→ **Exercise requirements**:
Show every line where "entire" occurs.

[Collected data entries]
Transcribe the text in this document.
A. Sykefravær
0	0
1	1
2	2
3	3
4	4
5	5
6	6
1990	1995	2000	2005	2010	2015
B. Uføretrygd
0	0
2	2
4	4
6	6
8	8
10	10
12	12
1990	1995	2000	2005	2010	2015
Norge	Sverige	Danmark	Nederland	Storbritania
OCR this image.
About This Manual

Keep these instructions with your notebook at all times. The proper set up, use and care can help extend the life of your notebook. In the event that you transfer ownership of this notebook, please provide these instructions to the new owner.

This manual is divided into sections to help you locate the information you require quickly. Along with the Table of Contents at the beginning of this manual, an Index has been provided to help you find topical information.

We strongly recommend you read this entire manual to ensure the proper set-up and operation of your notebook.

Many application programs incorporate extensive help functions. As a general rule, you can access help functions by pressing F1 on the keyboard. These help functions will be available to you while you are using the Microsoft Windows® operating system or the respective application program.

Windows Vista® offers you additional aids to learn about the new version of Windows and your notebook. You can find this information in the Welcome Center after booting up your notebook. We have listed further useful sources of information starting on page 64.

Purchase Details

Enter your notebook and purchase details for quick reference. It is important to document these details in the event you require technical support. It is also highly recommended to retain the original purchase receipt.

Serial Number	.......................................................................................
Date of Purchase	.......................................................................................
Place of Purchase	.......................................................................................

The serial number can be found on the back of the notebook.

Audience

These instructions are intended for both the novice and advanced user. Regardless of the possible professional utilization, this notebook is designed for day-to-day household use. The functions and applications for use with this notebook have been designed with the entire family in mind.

→ **Exercise result**:
We strongly recommend you read this entire manual to ensure the proper set-up and operation of your notebook.
These instructions are intended for both the novice and advanced user. Regardless of the possible professional utilization, this notebook is designed for day-to-day household use. The functions and applications for use with this notebook have been designed with the entire family in mind.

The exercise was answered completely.